In every row below, swap "spectrogram-cell" for "heatmap-cell" and keep all other text the same.

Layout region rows
-=-=-=-=-
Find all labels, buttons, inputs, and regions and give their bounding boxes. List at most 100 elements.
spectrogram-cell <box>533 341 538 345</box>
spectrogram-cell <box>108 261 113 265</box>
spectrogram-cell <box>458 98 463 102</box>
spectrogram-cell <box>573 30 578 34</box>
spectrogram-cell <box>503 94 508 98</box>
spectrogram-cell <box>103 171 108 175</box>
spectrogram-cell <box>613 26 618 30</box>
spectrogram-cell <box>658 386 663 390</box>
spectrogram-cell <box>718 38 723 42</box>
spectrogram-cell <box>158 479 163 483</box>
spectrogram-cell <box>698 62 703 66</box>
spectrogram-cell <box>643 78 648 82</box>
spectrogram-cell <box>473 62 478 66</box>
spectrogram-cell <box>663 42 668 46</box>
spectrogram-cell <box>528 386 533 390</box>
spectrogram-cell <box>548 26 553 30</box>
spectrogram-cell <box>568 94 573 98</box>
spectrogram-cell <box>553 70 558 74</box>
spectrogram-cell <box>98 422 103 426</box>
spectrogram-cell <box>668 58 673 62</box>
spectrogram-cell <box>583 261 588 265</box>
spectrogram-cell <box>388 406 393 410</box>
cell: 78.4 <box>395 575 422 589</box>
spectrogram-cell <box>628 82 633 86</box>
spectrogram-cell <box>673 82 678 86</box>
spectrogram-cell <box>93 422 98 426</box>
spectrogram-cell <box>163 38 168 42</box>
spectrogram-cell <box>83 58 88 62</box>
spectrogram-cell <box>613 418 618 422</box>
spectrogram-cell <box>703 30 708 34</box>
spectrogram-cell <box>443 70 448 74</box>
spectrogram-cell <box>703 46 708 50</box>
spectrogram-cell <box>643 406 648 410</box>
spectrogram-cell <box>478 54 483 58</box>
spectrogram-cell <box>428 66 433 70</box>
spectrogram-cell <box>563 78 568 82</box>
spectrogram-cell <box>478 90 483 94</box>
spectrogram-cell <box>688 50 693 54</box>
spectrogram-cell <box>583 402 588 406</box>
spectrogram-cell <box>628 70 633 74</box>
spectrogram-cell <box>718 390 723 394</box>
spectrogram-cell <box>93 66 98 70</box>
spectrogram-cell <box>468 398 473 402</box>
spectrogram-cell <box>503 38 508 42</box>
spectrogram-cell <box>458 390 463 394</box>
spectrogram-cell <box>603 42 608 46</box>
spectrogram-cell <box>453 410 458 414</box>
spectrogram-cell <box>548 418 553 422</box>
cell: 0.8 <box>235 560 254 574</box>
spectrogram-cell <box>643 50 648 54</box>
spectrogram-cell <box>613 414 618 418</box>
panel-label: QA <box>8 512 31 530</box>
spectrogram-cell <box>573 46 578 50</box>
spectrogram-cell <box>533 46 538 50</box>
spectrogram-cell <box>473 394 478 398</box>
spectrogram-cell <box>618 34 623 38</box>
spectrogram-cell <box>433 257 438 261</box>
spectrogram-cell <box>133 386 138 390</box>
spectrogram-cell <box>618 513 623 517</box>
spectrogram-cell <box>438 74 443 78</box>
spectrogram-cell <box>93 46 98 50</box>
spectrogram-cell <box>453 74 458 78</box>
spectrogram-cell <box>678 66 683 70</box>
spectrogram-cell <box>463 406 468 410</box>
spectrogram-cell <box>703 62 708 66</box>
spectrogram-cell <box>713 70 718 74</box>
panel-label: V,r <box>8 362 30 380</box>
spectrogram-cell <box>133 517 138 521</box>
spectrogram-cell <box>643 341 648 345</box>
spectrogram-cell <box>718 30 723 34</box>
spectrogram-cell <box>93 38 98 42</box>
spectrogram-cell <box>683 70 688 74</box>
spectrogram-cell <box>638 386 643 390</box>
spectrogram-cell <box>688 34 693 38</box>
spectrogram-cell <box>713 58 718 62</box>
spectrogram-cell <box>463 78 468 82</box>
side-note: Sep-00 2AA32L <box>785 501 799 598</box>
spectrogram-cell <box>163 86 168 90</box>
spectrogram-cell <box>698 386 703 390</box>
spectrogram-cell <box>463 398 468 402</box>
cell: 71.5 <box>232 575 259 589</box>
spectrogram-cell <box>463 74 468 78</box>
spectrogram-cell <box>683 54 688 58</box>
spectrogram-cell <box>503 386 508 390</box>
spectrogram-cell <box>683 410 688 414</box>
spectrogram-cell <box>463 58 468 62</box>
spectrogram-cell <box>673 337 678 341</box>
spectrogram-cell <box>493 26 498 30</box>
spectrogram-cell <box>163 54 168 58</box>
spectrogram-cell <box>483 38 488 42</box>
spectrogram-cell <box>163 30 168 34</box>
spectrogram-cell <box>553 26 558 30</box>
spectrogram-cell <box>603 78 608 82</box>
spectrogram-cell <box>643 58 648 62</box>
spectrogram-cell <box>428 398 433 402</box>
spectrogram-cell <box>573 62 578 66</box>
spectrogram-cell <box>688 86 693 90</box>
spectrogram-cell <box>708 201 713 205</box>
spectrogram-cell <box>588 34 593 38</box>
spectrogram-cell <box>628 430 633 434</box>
-=-=-=-=-
#### Solution for this exercise:
Find all labels, buttons, inputs, and regions and give their bounding boxes. List at most 100 elements.
heatmap-cell <box>533 341 538 345</box>
heatmap-cell <box>108 261 113 265</box>
heatmap-cell <box>458 98 463 102</box>
heatmap-cell <box>573 30 578 34</box>
heatmap-cell <box>503 94 508 98</box>
heatmap-cell <box>103 171 108 175</box>
heatmap-cell <box>613 26 618 30</box>
heatmap-cell <box>658 386 663 390</box>
heatmap-cell <box>718 38 723 42</box>
heatmap-cell <box>158 479 163 483</box>
heatmap-cell <box>698 62 703 66</box>
heatmap-cell <box>643 78 648 82</box>
heatmap-cell <box>473 62 478 66</box>
heatmap-cell <box>663 42 668 46</box>
heatmap-cell <box>528 386 533 390</box>
heatmap-cell <box>548 26 553 30</box>
heatmap-cell <box>568 94 573 98</box>
heatmap-cell <box>553 70 558 74</box>
heatmap-cell <box>98 422 103 426</box>
heatmap-cell <box>668 58 673 62</box>
heatmap-cell <box>583 261 588 265</box>
heatmap-cell <box>388 406 393 410</box>
cell: 78.4 <box>395 575 422 589</box>
heatmap-cell <box>628 82 633 86</box>
heatmap-cell <box>673 82 678 86</box>
heatmap-cell <box>93 422 98 426</box>
heatmap-cell <box>163 38 168 42</box>
heatmap-cell <box>83 58 88 62</box>
heatmap-cell <box>613 418 618 422</box>
heatmap-cell <box>703 30 708 34</box>
heatmap-cell <box>443 70 448 74</box>
heatmap-cell <box>703 46 708 50</box>
heatmap-cell <box>643 406 648 410</box>
heatmap-cell <box>478 54 483 58</box>
heatmap-cell <box>428 66 433 70</box>
heatmap-cell <box>563 78 568 82</box>
heatmap-cell <box>478 90 483 94</box>
heatmap-cell <box>688 50 693 54</box>
heatmap-cell <box>583 402 588 406</box>
heatmap-cell <box>628 70 633 74</box>
heatmap-cell <box>718 390 723 394</box>
heatmap-cell <box>93 66 98 70</box>
heatmap-cell <box>468 398 473 402</box>
heatmap-cell <box>503 38 508 42</box>
heatmap-cell <box>458 390 463 394</box>
heatmap-cell <box>603 42 608 46</box>
heatmap-cell <box>453 410 458 414</box>
heatmap-cell <box>548 418 553 422</box>
cell: 0.8 <box>235 560 254 574</box>
heatmap-cell <box>643 50 648 54</box>
heatmap-cell <box>613 414 618 418</box>
panel-label: QA <box>8 512 31 530</box>
heatmap-cell <box>573 46 578 50</box>
heatmap-cell <box>533 46 538 50</box>
heatmap-cell <box>473 394 478 398</box>
heatmap-cell <box>618 34 623 38</box>
heatmap-cell <box>433 257 438 261</box>
heatmap-cell <box>133 386 138 390</box>
heatmap-cell <box>618 513 623 517</box>
heatmap-cell <box>438 74 443 78</box>
heatmap-cell <box>93 46 98 50</box>
heatmap-cell <box>453 74 458 78</box>
heatmap-cell <box>678 66 683 70</box>
heatmap-cell <box>463 406 468 410</box>
heatmap-cell <box>703 62 708 66</box>
heatmap-cell <box>713 70 718 74</box>
panel-label: V,r <box>8 362 30 380</box>
heatmap-cell <box>133 517 138 521</box>
heatmap-cell <box>643 341 648 345</box>
heatmap-cell <box>718 30 723 34</box>
heatmap-cell <box>93 38 98 42</box>
heatmap-cell <box>683 70 688 74</box>
heatmap-cell <box>638 386 643 390</box>
heatmap-cell <box>688 34 693 38</box>
heatmap-cell <box>713 58 718 62</box>
heatmap-cell <box>463 78 468 82</box>
side-note: Sep-00 2AA32L <box>785 501 799 598</box>
heatmap-cell <box>163 86 168 90</box>
heatmap-cell <box>698 386 703 390</box>
heatmap-cell <box>463 398 468 402</box>
cell: 71.5 <box>232 575 259 589</box>
heatmap-cell <box>463 74 468 78</box>
heatmap-cell <box>683 54 688 58</box>
heatmap-cell <box>503 386 508 390</box>
heatmap-cell <box>683 410 688 414</box>
heatmap-cell <box>463 58 468 62</box>
heatmap-cell <box>673 337 678 341</box>
heatmap-cell <box>493 26 498 30</box>
heatmap-cell <box>163 54 168 58</box>
heatmap-cell <box>483 38 488 42</box>
heatmap-cell <box>163 30 168 34</box>
heatmap-cell <box>553 26 558 30</box>
heatmap-cell <box>603 78 608 82</box>
heatmap-cell <box>643 58 648 62</box>
heatmap-cell <box>428 398 433 402</box>
heatmap-cell <box>573 62 578 66</box>
heatmap-cell <box>688 86 693 90</box>
heatmap-cell <box>708 201 713 205</box>
heatmap-cell <box>588 34 593 38</box>
heatmap-cell <box>628 430 633 434</box>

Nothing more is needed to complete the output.